* _Short problem_
Extract every line below, verbatim.

* _Information given_
•••••
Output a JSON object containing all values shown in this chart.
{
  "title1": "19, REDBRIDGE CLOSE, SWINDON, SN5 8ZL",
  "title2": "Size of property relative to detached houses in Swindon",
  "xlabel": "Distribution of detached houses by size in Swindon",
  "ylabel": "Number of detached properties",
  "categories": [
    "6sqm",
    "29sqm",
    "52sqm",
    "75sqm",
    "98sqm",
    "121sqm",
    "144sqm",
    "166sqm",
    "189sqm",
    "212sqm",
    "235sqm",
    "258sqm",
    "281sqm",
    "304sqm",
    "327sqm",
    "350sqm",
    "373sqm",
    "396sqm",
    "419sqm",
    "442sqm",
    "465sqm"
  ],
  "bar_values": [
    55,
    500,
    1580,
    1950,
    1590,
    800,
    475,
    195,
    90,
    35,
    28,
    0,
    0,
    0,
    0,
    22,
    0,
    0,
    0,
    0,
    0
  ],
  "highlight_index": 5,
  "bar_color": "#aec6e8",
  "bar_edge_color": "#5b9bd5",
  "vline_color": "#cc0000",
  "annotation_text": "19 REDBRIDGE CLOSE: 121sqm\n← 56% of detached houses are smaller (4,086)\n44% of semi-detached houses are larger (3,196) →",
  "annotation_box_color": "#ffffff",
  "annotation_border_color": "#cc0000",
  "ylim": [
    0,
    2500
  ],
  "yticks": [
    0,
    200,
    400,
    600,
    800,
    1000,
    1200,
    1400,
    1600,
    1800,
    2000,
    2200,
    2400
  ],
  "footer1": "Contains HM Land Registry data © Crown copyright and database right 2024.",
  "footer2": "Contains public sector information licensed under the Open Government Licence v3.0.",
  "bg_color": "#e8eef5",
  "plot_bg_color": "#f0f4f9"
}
•••••
* _Exercise answer_
Output a JSON object containing all values shown in this chart.
{
  "title1": "19, REDBRIDGE CLOSE, SWINDON, SN5 8ZL",
  "title2": "Size of property relative to detached houses in Swindon",
  "xlabel": "Distribution of detached houses by size in Swindon",
  "ylabel": "Number of detached properties",
  "categories": [
    "6sqm",
    "29sqm",
    "52sqm",
    "75sqm",
    "98sqm",
    "121sqm",
    "144sqm",
    "166sqm",
    "189sqm",
    "212sqm",
    "235sqm",
    "258sqm",
    "281sqm",
    "304sqm",
    "327sqm",
    "350sqm",
    "373sqm",
    "396sqm",
    "419sqm",
    "442sqm",
    "465sqm"
  ],
  "bar_values": [
    55,
    500,
    1580,
    1950,
    1590,
    800,
    475,
    195,
    90,
    35,
    28,
    0,
    0,
    0,
    0,
    22,
    0,
    0,
    0,
    0,
    0
  ],
  "highlight_index": 5,
  "bar_color": "#aec6e8",
  "bar_edge_color": "#5b9bd5",
  "vline_color": "#cc0000",
  "annotation_text": "19 REDBRIDGE CLOSE: 121sqm\n← 56% of detached houses are smaller (4,086)\n44% of semi-detached houses are larger (3,196) →",
  "annotation_box_color": "#ffffff",
  "annotation_border_color": "#cc0000",
  "ylim": [
    0,
    2500
  ],
  "yticks": [
    0,
    200,
    400,
    600,
    800,
    1000,
    1200,
    1400,
    1600,
    1800,
    2000,
    2200,
    2400
  ],
  "footer1": "Contains HM Land Registry data © Crown copyright and database right 2024.",
  "footer2": "Contains public sector information licensed under the Open Government Licence v3.0.",
  "bg_color": "#e8eef5",
  "plot_bg_color": "#f0f4f9"
}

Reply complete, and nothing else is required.